> [Your goal]
Leaving out the pictures, please retype each record exactly.

(Items listed in a dataset)
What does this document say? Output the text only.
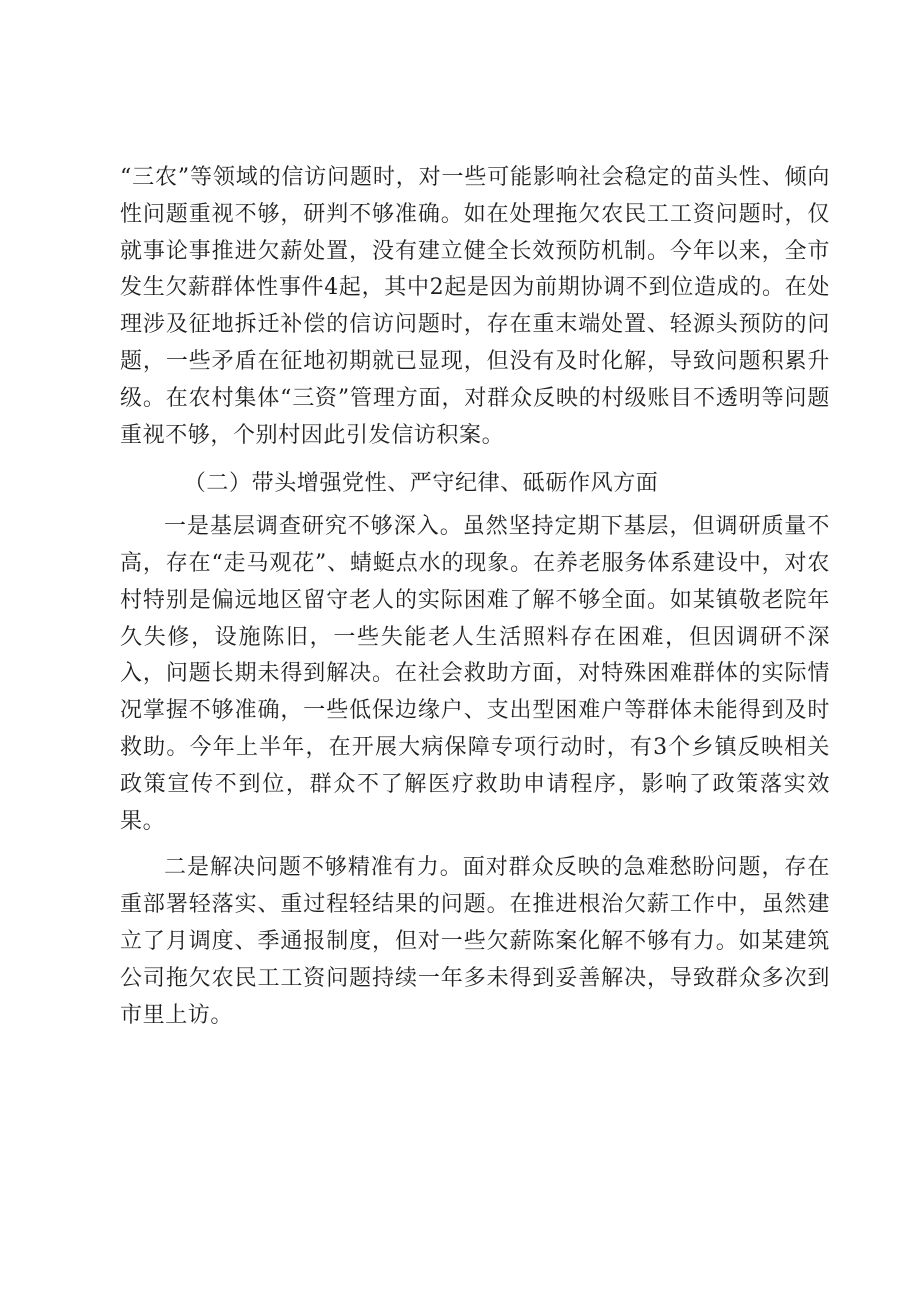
“三农”等领域的信访问题时，对一些可能影响社会稳定的苗头性、倾向性问题重视不够，研判不够准确。如在处理拖欠农民工工资问题时，仅就事论事推进欠薪处置，没有建立健全长效预防机制。今年以来，全市发生欠薪群体性事件4起，其中2起是因为前期协调不到位造成的。在处理涉及征地拆迁补偿的信访问题时，存在重末端处置、轻源头预防的问题，一些矛盾在征地初期就已显现，但没有及时化解，导致问题积累升级。在农村集体“三资”管理方面，对群众反映的村级账目不透明等问题重视不够，个别村因此引发信访积案。

（二）带头增强党性、严守纪律、砥砺作风方面

一是基层调查研究不够深入。虽然坚持定期下基层，但调研质量不高，存在“走马观花”、蜻蜓点水的现象。在养老服务体系建设中，对农村特别是偏远地区留守老人的实际困难了解不够全面。如某镇敬老院年久失修，设施陈旧，一些失能老人生活照料存在困难，但因调研不深入，问题长期未得到解决。在社会救助方面，对特殊困难群体的实际情况掌握不够准确，一些低保边缘户、支出型困难户等群体未能得到及时救助。今年上半年，在开展大病保障专项行动时，有3个乡镇反映相关政策宣传不到位，群众不了解医疗救助申请程序，影响了政策落实效果。

二是解决问题不够精准有力。面对群众反映的急难愁盼问题，存在重部署轻落实、重过程轻结果的问题。在推进根治欠薪工作中，虽然建立了月调度、季通报制度，但对一些欠薪陈案化解不够有力。如某建筑公司拖欠农民工工资问题持续一年多未得到妥善解决，导致群众多次到市里上访。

> [Result]
What does this document say? Output the text only.
“三农”等领域的信访问题时，对一些可能影响社会稳定的苗头性、倾向性问题重视不够，研判不够准确。如在处理拖欠农民工工资问题时，仅就事论事推进欠薪处置，没有建立健全长效预防机制。今年以来，全市发生欠薪群体性事件4起，其中2起是因为前期协调不到位造成的。在处理涉及征地拆迁补偿的信访问题时，存在重末端处置、轻源头预防的问题，一些矛盾在征地初期就已显现，但没有及时化解，导致问题积累升级。在农村集体“三资”管理方面，对群众反映的村级账目不透明等问题重视不够，个别村因此引发信访积案。

（二）带头增强党性、严守纪律、砥砺作风方面

一是基层调查研究不够深入。虽然坚持定期下基层，但调研质量不高，存在“走马观花”、蜻蜓点水的现象。在养老服务体系建设中，对农村特别是偏远地区留守老人的实际困难了解不够全面。如某镇敬老院年久失修，设施陈旧，一些失能老人生活照料存在困难，但因调研不深入，问题长期未得到解决。在社会救助方面，对特殊困难群体的实际情况掌握不够准确，一些低保边缘户、支出型困难户等群体未能得到及时救助。今年上半年，在开展大病保障专项行动时，有3个乡镇反映相关政策宣传不到位，群众不了解医疗救助申请程序，影响了政策落实效果。

二是解决问题不够精准有力。面对群众反映的急难愁盼问题，存在重部署轻落实、重过程轻结果的问题。在推进根治欠薪工作中，虽然建立了月调度、季通报制度，但对一些欠薪陈案化解不够有力。如某建筑公司拖欠农民工工资问题持续一年多未得到妥善解决，导致群众多次到市里上访。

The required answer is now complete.